Problem to solve.
Show each line that has the string "スタンプ" in it.

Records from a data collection
::::::
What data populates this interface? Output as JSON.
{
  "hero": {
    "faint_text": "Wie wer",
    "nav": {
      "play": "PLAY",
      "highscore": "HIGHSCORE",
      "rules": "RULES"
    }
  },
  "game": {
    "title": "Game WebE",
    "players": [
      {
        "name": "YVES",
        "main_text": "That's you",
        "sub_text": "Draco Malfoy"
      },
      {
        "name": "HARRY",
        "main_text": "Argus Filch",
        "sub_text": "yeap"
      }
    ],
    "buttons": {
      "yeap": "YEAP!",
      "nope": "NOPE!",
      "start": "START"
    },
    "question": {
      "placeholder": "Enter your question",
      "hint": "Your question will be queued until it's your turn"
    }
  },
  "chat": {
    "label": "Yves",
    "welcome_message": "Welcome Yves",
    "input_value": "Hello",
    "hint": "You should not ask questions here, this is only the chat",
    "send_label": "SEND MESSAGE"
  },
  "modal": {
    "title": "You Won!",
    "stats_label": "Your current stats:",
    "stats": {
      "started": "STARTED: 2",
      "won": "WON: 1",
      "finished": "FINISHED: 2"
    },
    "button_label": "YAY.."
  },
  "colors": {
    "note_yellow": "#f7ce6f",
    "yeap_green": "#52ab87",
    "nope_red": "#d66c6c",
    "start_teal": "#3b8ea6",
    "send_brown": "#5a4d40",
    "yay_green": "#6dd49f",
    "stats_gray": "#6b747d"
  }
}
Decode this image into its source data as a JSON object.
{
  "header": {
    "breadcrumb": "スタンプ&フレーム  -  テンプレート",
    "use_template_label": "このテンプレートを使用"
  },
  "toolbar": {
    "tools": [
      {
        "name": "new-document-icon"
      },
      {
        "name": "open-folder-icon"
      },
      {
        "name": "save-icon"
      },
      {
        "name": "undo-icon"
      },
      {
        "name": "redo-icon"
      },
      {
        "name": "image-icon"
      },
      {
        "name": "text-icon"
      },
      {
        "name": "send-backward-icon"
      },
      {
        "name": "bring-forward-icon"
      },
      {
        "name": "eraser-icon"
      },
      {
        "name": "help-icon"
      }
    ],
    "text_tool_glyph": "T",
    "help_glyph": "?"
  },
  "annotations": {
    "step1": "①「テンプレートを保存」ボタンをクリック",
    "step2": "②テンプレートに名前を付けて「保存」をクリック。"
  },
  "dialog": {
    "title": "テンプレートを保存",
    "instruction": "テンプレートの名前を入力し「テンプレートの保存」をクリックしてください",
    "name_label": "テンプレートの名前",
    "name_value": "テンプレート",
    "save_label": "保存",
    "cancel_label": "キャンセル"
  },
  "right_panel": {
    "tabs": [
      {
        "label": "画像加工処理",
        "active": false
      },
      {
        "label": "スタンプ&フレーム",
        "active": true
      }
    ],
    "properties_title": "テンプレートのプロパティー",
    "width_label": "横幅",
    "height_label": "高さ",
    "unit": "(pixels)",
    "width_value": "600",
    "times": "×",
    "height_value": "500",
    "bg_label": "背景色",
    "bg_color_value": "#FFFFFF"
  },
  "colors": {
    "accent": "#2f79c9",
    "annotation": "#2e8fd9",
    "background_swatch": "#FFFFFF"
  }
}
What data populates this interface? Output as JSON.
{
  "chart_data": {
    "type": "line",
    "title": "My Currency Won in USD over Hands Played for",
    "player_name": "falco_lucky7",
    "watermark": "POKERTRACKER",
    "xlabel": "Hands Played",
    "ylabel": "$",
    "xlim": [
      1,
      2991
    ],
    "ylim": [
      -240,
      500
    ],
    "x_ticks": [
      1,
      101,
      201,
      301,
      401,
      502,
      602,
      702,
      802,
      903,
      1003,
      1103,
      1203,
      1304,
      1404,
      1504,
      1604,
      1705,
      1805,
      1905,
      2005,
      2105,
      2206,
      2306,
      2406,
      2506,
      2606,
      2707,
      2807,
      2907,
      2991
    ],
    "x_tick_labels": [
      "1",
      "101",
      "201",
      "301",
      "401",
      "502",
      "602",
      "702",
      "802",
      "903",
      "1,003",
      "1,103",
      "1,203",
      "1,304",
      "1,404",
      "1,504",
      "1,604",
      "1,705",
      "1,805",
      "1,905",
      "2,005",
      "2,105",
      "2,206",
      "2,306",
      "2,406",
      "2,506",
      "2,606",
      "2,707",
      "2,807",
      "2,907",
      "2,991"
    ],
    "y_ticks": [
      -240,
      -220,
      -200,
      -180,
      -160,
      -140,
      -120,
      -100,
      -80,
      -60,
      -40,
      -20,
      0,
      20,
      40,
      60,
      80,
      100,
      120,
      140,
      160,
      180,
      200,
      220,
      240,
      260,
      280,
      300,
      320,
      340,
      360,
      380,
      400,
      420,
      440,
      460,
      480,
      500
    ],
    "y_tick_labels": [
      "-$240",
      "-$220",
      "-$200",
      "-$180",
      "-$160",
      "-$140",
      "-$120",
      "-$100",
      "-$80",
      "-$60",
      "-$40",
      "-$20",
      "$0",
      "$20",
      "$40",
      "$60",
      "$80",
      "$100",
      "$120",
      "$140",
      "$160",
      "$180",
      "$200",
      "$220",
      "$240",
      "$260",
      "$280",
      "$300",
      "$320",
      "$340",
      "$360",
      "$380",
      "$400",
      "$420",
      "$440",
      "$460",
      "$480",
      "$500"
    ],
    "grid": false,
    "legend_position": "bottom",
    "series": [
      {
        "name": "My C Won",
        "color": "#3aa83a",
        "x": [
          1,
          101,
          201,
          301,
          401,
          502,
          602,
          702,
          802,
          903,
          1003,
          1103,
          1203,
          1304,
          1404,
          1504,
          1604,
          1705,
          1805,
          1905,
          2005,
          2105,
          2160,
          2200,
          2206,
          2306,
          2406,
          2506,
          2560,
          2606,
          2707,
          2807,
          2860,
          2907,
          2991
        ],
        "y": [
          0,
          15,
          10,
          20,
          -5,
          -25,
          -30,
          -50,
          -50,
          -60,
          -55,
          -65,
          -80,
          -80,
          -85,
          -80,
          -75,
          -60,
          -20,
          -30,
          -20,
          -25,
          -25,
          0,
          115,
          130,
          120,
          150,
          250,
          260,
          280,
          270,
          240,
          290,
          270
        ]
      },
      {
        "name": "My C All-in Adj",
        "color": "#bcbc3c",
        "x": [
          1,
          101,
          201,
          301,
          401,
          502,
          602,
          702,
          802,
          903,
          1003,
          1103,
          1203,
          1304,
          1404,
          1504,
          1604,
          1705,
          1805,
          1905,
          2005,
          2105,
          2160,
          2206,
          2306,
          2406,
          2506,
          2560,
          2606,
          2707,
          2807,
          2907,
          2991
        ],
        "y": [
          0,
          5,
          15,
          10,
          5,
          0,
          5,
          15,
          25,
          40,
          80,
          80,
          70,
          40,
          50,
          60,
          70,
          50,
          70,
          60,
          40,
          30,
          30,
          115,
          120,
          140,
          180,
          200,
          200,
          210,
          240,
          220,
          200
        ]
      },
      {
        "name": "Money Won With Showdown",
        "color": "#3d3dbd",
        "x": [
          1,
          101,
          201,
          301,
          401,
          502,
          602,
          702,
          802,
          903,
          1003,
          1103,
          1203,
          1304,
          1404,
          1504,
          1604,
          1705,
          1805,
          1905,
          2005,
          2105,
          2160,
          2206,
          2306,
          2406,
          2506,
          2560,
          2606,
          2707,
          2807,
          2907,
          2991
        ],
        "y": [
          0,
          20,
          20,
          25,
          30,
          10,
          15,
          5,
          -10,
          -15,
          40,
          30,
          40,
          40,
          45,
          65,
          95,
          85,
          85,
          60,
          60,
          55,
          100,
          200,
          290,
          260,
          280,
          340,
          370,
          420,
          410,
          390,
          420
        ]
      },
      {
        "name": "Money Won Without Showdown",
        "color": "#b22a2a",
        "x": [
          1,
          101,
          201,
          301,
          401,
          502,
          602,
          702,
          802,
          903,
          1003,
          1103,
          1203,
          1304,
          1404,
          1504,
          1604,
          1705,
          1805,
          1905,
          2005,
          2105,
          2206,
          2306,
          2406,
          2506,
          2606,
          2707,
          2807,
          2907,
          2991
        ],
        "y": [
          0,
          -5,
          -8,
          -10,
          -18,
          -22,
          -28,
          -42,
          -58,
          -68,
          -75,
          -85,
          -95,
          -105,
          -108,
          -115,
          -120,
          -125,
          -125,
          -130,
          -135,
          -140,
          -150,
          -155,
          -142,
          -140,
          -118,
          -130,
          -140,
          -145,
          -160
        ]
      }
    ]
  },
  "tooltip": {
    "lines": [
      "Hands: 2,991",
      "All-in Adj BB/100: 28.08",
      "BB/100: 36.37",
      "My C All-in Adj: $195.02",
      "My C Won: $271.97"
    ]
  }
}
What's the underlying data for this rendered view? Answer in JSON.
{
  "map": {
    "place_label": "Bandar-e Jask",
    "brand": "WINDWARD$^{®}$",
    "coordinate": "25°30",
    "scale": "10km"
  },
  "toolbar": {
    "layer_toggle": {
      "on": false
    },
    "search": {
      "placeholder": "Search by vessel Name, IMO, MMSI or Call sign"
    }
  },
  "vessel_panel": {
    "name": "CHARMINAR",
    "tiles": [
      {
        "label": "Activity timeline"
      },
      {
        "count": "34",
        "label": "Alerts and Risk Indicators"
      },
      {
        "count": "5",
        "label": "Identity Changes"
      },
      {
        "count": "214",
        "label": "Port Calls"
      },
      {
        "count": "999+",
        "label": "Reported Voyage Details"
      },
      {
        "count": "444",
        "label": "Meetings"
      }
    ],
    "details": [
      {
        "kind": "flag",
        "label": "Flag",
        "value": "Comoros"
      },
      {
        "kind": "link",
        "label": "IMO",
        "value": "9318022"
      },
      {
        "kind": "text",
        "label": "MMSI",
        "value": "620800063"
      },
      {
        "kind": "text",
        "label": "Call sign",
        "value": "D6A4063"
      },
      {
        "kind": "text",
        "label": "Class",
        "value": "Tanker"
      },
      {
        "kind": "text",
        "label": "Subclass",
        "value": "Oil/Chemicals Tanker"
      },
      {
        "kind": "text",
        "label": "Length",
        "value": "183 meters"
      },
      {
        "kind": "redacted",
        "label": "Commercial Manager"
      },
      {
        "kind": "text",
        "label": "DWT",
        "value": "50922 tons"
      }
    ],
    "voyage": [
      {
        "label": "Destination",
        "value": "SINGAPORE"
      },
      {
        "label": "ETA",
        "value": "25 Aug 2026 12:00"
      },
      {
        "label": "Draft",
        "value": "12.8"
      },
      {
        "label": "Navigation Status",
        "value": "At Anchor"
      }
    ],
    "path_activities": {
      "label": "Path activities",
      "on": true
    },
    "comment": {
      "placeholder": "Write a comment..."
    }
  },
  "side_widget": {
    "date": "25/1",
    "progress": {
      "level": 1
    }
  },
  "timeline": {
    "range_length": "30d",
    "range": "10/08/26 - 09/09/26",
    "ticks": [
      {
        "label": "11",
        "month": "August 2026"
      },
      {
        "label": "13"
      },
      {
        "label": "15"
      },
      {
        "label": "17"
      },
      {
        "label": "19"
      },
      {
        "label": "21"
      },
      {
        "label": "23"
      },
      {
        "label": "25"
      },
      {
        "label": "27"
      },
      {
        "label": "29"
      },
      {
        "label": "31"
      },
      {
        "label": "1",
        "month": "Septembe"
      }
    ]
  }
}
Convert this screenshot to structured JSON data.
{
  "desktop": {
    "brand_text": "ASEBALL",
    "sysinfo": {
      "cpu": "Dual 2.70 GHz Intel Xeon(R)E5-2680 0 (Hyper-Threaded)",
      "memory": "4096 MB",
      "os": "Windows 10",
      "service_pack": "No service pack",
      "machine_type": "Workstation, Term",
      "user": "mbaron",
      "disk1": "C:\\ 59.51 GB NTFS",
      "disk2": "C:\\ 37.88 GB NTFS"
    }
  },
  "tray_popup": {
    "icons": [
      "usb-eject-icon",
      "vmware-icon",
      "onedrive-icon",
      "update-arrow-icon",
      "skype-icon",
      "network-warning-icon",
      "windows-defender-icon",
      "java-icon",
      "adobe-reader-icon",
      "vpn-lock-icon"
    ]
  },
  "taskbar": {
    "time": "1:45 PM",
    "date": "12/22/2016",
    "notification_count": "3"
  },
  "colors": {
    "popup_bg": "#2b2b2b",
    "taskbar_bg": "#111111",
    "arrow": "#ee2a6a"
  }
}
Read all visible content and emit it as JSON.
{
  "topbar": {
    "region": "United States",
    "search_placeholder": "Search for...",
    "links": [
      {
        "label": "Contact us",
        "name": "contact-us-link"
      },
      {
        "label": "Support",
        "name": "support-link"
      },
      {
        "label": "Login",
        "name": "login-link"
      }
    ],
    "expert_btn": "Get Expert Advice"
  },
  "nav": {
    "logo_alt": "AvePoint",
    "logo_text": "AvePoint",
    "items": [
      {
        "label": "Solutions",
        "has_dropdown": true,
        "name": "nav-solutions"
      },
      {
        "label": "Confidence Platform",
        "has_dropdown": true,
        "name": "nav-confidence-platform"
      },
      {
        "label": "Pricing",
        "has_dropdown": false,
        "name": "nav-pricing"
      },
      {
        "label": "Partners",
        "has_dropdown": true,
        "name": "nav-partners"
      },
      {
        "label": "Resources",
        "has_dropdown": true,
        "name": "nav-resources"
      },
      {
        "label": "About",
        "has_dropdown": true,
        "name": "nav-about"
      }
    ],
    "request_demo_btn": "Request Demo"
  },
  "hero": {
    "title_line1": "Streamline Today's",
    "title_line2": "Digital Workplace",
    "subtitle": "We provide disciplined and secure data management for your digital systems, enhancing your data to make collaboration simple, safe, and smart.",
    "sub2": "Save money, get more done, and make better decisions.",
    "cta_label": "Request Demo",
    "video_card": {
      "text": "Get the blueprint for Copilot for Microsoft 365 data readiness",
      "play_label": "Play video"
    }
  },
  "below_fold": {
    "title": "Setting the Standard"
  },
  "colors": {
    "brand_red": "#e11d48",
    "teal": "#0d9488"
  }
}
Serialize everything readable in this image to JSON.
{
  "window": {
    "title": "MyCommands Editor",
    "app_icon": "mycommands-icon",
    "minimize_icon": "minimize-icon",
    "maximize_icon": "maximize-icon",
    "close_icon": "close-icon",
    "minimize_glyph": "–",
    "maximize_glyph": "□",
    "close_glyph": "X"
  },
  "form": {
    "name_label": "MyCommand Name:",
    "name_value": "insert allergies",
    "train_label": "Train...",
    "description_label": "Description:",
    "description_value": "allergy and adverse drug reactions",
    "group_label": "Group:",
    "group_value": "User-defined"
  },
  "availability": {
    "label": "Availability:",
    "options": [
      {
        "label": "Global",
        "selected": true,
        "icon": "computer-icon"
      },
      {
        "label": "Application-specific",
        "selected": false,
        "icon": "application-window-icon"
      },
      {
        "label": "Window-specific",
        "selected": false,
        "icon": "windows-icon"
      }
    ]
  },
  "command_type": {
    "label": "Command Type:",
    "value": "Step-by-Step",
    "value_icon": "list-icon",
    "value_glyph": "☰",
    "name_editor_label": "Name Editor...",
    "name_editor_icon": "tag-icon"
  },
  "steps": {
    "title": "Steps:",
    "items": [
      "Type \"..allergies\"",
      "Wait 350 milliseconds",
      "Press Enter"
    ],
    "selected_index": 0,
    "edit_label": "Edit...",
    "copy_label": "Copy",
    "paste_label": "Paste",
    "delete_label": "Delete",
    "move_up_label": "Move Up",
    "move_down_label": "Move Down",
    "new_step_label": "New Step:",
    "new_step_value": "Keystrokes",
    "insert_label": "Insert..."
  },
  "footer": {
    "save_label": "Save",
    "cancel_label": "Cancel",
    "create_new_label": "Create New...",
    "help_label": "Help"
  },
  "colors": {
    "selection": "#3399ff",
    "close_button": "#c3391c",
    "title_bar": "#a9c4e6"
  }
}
::::::
Written answer.
    "breadcrumb": "スタンプ&フレーム  -  テンプレート",
        "label": "スタンプ&フレーム",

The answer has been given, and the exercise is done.